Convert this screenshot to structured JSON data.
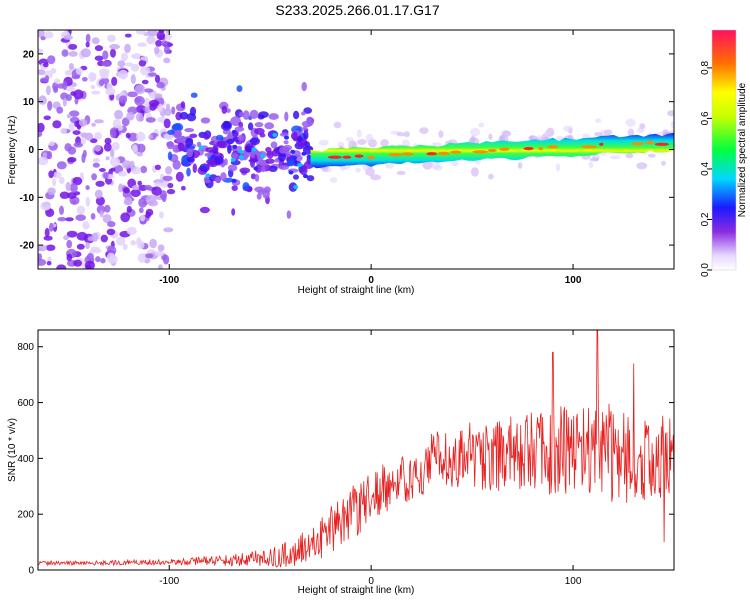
{
  "title": "S233.2025.266.01.17.G17",
  "colors": {
    "snr_line": "#e82020",
    "axis": "#000000",
    "scatter_main": "#6e10e0",
    "scatter_faint": "#d8c4f8"
  },
  "chart_data": [
    {
      "type": "heatmap",
      "name": "spectrogram",
      "xlabel": "Height of straight line (km)",
      "ylabel": "Frequency (Hz)",
      "xlim": [
        -165,
        150
      ],
      "ylim": [
        -25,
        25
      ],
      "xticks": [
        -100,
        0,
        100
      ],
      "yticks": [
        -20,
        -10,
        0,
        10,
        20
      ],
      "colorbar": {
        "label": "Normalized spectral amplitude",
        "range": [
          0,
          0.95
        ],
        "ticks": [
          "0.0",
          "0.2",
          "0.4",
          "0.6",
          "0.8"
        ],
        "tick_values": [
          0.0,
          0.2,
          0.4,
          0.6,
          0.8
        ]
      },
      "ridge": {
        "x_start": -30,
        "x_end": 150,
        "freq_start": -2.0,
        "freq_end": 1.5
      },
      "scatter_regions": [
        {
          "x_range": [
            -165,
            -100
          ],
          "freq_range": [
            -25,
            25
          ],
          "amplitude_range": [
            0.02,
            0.3
          ],
          "count": 420
        },
        {
          "x_range": [
            -100,
            -30
          ],
          "freq_range": [
            -10,
            12
          ],
          "amplitude_range": [
            0.1,
            0.45
          ],
          "count": 260
        },
        {
          "x_range": [
            -30,
            150
          ],
          "freq_range": [
            -6,
            6
          ],
          "amplitude_range": [
            0.02,
            0.1
          ],
          "count": 180
        }
      ]
    },
    {
      "type": "line",
      "name": "snr",
      "xlabel": "Height of straight line (km)",
      "ylabel": "SNR (10 * v/v)",
      "xlim": [
        -165,
        150
      ],
      "ylim": [
        0,
        860
      ],
      "xticks": [
        -100,
        0,
        100
      ],
      "yticks": [
        0,
        200,
        400,
        600,
        800
      ],
      "envelope": {
        "x": [
          -165,
          -140,
          -110,
          -90,
          -70,
          -50,
          -40,
          -30,
          -20,
          -10,
          0,
          10,
          20,
          30,
          40,
          60,
          80,
          100,
          110,
          120,
          130,
          150
        ],
        "mean": [
          25,
          25,
          28,
          30,
          35,
          45,
          60,
          90,
          140,
          200,
          260,
          310,
          340,
          380,
          400,
          410,
          420,
          440,
          430,
          420,
          400,
          400
        ],
        "spread": [
          8,
          8,
          10,
          14,
          20,
          35,
          50,
          70,
          90,
          100,
          90,
          90,
          90,
          110,
          120,
          130,
          150,
          170,
          180,
          180,
          160,
          150
        ]
      },
      "peaks": [
        {
          "x": 112,
          "y": 860
        },
        {
          "x": 90,
          "y": 780
        },
        {
          "x": 130,
          "y": 740
        },
        {
          "x": 145,
          "y": 100
        }
      ]
    }
  ]
}
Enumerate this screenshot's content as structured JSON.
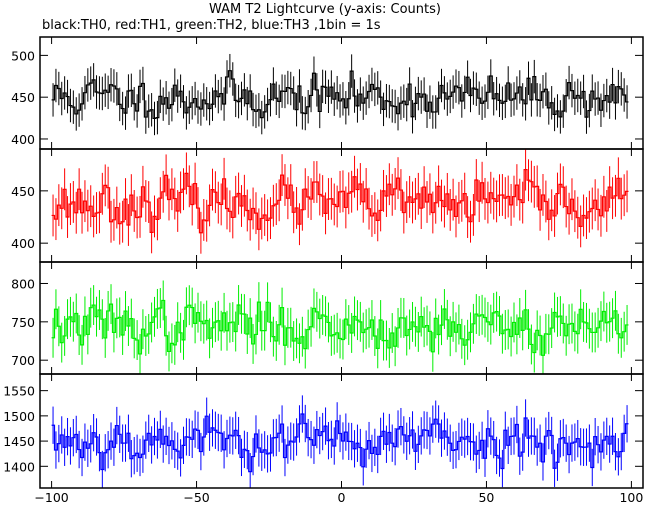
{
  "title": "WAM T2 Lightcurve (y-axis: Counts)",
  "subtitle": "black:TH0, red:TH1, green:TH2, blue:TH3 ,1bin = 1s",
  "chart_data": {
    "type": "line",
    "style": "step histogram with vertical error bars",
    "x_range": [
      -104,
      104
    ],
    "x_ticks": [
      -100,
      -50,
      0,
      50,
      100
    ],
    "x_data_range": [
      -100,
      98
    ],
    "bin_width": 1,
    "panels": [
      {
        "name": "TH0",
        "color": "#000000",
        "ylim": [
          388,
          522
        ],
        "y_ticks": [
          400,
          450,
          500
        ],
        "mean": 450,
        "spread": 18,
        "err": 20,
        "seed": 11
      },
      {
        "name": "TH1",
        "color": "#ff0000",
        "ylim": [
          382,
          490
        ],
        "y_ticks": [
          400,
          450
        ],
        "mean": 438,
        "spread": 16,
        "err": 20,
        "seed": 23
      },
      {
        "name": "TH2",
        "color": "#00ee00",
        "ylim": [
          682,
          828
        ],
        "y_ticks": [
          700,
          750,
          800
        ],
        "mean": 745,
        "spread": 22,
        "err": 26,
        "seed": 37
      },
      {
        "name": "TH3",
        "color": "#0000ff",
        "ylim": [
          1357,
          1583
        ],
        "y_ticks": [
          1400,
          1450,
          1500,
          1550
        ],
        "mean": 1452,
        "spread": 32,
        "err": 37,
        "seed": 53
      }
    ]
  }
}
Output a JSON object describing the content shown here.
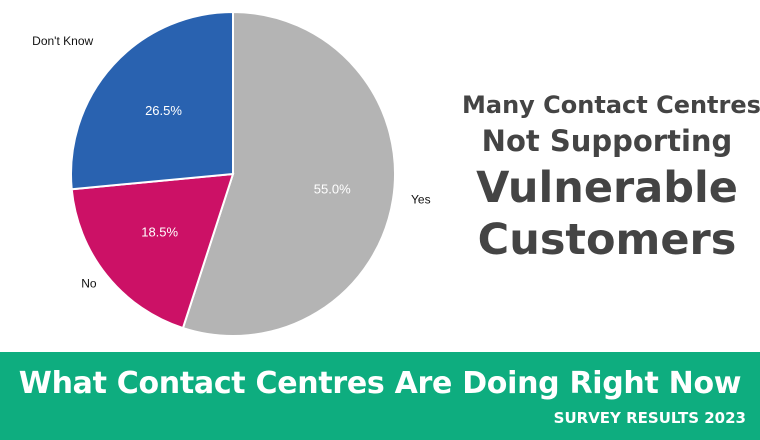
{
  "chart_data": {
    "type": "pie",
    "categories": [
      "Yes",
      "No",
      "Don't Know"
    ],
    "values": [
      55.0,
      18.5,
      26.5
    ],
    "value_labels": [
      "55.0%",
      "18.5%",
      "26.5%"
    ],
    "colors": [
      "#b4b4b4",
      "#cc1166",
      "#2962b0"
    ],
    "start": "12 o'clock, clockwise"
  },
  "headline": {
    "line1": "Many Contact Centres",
    "line2": "Not Supporting",
    "line3": "Vulnerable",
    "line4": "Customers"
  },
  "banner": {
    "title": "What Contact Centres Are Doing Right Now",
    "subtitle": "SURVEY RESULTS 2023",
    "color": "#0ead7f"
  }
}
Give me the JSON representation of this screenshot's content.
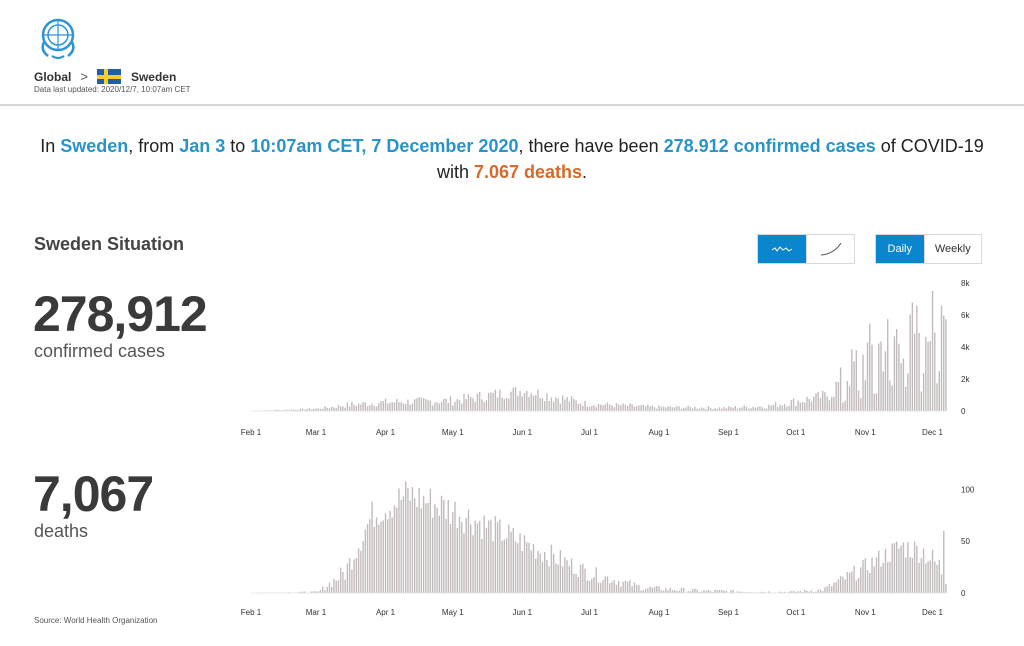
{
  "header": {
    "breadcrumb_global": "Global",
    "breadcrumb_country": "Sweden",
    "last_updated": "Data last updated: 2020/12/7, 10:07am CET"
  },
  "summary": {
    "p1": "In ",
    "country": "Sweden",
    "p2": ", from ",
    "from": "Jan 3",
    "p3": " to ",
    "to": "10:07am CET, 7 December 2020",
    "p4": ", there have been ",
    "cases": "278.912 confirmed cases",
    "p5": " of COVID-19 with ",
    "deaths": "7.067 deaths",
    "p6": "."
  },
  "situation": {
    "title": "Sweden Situation",
    "cases_value": "278,912",
    "cases_label": "confirmed cases",
    "deaths_value": "7,067",
    "deaths_label": "deaths"
  },
  "controls": {
    "daily": "Daily",
    "weekly": "Weekly",
    "linear_icon": "wave-line-icon",
    "cumulative_icon": "curve-icon"
  },
  "source": "Source: World Health Organization",
  "colors": {
    "accent": "#2894c8",
    "deaths": "#d56b2b",
    "bar": "#c2bbbb",
    "active_button": "#0a86cf"
  },
  "chart_data": [
    {
      "type": "bar",
      "x_start": "Feb 1",
      "month_ticks": [
        "Feb 1",
        "Mar 1",
        "Apr 1",
        "May 1",
        "Jun 1",
        "Jul 1",
        "Aug 1",
        "Sep 1",
        "Oct 1",
        "Nov 1",
        "Dec 1"
      ],
      "y_ticks": [
        "0",
        "2k",
        "4k",
        "6k",
        "8k"
      ],
      "ylim": [
        0,
        8000
      ],
      "series": [
        {
          "segments": [
            {
              "day": 0,
              "base": 0,
              "noise": 0
            },
            {
              "day": 30,
              "base": 150,
              "noise": 60
            },
            {
              "day": 45,
              "base": 400,
              "noise": 200
            },
            {
              "day": 60,
              "base": 550,
              "noise": 250
            },
            {
              "day": 90,
              "base": 650,
              "noise": 300
            },
            {
              "day": 105,
              "base": 950,
              "noise": 400
            },
            {
              "day": 122,
              "base": 1300,
              "noise": 400
            },
            {
              "day": 135,
              "base": 900,
              "noise": 400
            },
            {
              "day": 150,
              "base": 450,
              "noise": 200
            },
            {
              "day": 180,
              "base": 250,
              "noise": 120
            },
            {
              "day": 210,
              "base": 200,
              "noise": 100
            },
            {
              "day": 230,
              "base": 300,
              "noise": 150
            },
            {
              "day": 243,
              "base": 600,
              "noise": 300
            },
            {
              "day": 258,
              "base": 1000,
              "noise": 400
            },
            {
              "day": 267,
              "base": 2500,
              "noise": 1400
            },
            {
              "day": 278,
              "base": 3800,
              "noise": 2200
            },
            {
              "day": 290,
              "base": 4800,
              "noise": 2200
            },
            {
              "day": 300,
              "base": 5200,
              "noise": 2000
            },
            {
              "day": 309,
              "base": 5600,
              "noise": 1600
            }
          ],
          "peak_day": 304,
          "peak": 7500
        }
      ]
    },
    {
      "type": "bar",
      "x_start": "Feb 1",
      "month_ticks": [
        "Feb 1",
        "Mar 1",
        "Apr 1",
        "May 1",
        "Jun 1",
        "Jul 1",
        "Aug 1",
        "Sep 1",
        "Oct 1",
        "Nov 1",
        "Dec 1"
      ],
      "y_ticks": [
        "0",
        "50",
        "100"
      ],
      "ylim": [
        0,
        110
      ],
      "series": [
        {
          "segments": [
            {
              "day": 0,
              "base": 0,
              "noise": 0
            },
            {
              "day": 30,
              "base": 1,
              "noise": 1
            },
            {
              "day": 42,
              "base": 20,
              "noise": 10
            },
            {
              "day": 54,
              "base": 75,
              "noise": 15
            },
            {
              "day": 70,
              "base": 95,
              "noise": 18
            },
            {
              "day": 90,
              "base": 80,
              "noise": 18
            },
            {
              "day": 110,
              "base": 60,
              "noise": 14
            },
            {
              "day": 130,
              "base": 40,
              "noise": 12
            },
            {
              "day": 150,
              "base": 20,
              "noise": 8
            },
            {
              "day": 175,
              "base": 5,
              "noise": 3
            },
            {
              "day": 200,
              "base": 2,
              "noise": 2
            },
            {
              "day": 240,
              "base": 1,
              "noise": 1
            },
            {
              "day": 255,
              "base": 3,
              "noise": 2
            },
            {
              "day": 270,
              "base": 20,
              "noise": 8
            },
            {
              "day": 290,
              "base": 45,
              "noise": 12
            },
            {
              "day": 300,
              "base": 40,
              "noise": 12
            },
            {
              "day": 309,
              "base": 20,
              "noise": 15
            }
          ],
          "peak_day": 309,
          "peak": 60
        }
      ]
    }
  ]
}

..........

_What is asked_
List each line of the entries that holds the string "confirmed".

_Solution below_
    "cases": "278.912 confirmed cases",
    "cases_label": "confirmed cases",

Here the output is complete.